- WHAT TO DO:
Find all the lines with "screenshot" and gather them.

- ROWS:
□ □ □ □
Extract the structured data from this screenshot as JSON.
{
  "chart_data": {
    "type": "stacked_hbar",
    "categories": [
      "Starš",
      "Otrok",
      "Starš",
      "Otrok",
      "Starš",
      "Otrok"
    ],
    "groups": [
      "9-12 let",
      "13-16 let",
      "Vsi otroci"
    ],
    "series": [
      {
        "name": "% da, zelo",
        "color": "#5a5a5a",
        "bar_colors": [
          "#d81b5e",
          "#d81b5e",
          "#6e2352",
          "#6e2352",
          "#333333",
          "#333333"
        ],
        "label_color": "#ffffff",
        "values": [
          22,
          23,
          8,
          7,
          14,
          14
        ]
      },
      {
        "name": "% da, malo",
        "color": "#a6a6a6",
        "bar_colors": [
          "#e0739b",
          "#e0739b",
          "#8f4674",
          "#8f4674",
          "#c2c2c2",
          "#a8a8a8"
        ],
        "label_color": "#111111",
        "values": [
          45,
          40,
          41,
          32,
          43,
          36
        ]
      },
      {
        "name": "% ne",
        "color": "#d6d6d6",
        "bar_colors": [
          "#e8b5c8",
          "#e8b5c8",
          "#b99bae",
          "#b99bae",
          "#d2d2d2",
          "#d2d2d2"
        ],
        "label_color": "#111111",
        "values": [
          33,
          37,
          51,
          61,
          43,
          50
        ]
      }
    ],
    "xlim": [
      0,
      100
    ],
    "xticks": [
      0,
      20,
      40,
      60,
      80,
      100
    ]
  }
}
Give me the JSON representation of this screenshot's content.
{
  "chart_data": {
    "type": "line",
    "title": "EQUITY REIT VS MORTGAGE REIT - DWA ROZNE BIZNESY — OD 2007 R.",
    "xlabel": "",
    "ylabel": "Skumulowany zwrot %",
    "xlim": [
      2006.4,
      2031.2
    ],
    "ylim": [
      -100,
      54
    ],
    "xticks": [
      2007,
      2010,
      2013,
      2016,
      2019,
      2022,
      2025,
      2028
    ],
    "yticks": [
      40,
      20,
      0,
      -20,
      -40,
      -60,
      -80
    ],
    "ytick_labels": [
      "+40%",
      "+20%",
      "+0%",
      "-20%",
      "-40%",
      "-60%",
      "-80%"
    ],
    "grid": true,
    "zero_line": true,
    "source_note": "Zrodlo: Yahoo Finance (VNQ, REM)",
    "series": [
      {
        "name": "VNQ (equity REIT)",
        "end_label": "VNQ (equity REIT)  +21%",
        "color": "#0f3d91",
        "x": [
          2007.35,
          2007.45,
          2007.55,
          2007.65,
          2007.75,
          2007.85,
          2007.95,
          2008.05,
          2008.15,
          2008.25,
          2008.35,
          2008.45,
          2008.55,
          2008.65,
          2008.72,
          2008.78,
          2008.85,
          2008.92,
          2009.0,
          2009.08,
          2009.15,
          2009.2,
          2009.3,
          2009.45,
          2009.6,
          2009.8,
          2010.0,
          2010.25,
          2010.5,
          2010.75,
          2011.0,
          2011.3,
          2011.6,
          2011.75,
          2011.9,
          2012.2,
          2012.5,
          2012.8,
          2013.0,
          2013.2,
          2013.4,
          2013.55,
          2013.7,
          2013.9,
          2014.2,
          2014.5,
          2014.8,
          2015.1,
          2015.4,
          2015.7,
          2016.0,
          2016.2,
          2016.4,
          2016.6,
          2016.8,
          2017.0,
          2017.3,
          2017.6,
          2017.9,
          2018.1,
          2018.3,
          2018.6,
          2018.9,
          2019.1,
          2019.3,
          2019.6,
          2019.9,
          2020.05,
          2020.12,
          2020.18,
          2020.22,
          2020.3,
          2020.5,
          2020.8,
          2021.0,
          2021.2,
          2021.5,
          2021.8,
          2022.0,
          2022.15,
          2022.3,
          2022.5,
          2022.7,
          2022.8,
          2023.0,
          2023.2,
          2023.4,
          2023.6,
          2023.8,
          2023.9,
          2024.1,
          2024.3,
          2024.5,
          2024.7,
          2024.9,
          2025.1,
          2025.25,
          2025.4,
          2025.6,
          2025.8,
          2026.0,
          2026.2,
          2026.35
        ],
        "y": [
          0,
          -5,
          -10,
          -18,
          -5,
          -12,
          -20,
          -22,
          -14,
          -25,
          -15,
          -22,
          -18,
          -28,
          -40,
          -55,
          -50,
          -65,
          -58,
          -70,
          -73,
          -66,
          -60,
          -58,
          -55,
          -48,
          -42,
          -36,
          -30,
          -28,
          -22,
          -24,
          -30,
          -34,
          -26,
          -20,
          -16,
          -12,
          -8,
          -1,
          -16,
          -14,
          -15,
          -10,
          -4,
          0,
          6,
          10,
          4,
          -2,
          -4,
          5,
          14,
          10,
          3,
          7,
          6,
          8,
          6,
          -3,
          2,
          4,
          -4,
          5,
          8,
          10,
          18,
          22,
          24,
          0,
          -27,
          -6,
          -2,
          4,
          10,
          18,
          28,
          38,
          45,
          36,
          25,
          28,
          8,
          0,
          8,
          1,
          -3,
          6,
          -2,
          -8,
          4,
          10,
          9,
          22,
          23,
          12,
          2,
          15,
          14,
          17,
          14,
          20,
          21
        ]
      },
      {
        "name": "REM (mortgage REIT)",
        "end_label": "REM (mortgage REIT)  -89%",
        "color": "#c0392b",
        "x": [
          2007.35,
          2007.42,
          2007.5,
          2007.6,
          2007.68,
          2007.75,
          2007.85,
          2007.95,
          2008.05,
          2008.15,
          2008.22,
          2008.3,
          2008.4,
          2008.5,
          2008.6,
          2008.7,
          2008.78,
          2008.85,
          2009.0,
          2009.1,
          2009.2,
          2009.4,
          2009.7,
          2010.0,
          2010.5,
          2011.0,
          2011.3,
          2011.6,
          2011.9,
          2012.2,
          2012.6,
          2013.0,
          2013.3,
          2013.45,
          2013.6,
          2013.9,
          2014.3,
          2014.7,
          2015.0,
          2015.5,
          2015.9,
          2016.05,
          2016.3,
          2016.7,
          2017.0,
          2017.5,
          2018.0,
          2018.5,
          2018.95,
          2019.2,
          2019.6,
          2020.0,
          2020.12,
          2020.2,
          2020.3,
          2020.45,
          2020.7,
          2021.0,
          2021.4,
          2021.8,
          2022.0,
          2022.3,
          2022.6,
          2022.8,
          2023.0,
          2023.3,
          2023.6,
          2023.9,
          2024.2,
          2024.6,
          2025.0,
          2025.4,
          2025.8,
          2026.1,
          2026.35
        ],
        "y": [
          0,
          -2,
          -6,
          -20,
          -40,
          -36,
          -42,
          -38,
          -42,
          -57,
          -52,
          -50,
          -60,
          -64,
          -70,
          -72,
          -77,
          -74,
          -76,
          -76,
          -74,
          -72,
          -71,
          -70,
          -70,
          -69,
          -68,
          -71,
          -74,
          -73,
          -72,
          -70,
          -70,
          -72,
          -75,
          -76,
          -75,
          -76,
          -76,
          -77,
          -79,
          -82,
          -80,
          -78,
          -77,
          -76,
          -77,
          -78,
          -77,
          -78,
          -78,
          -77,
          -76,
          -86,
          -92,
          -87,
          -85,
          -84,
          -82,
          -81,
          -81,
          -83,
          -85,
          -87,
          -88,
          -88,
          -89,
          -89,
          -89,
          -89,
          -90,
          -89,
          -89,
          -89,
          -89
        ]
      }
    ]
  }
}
□ □ □ □
- FINAL ANSWER:
Extract the structured data from this screenshot as JSON.
Give me the JSON representation of this screenshot's content.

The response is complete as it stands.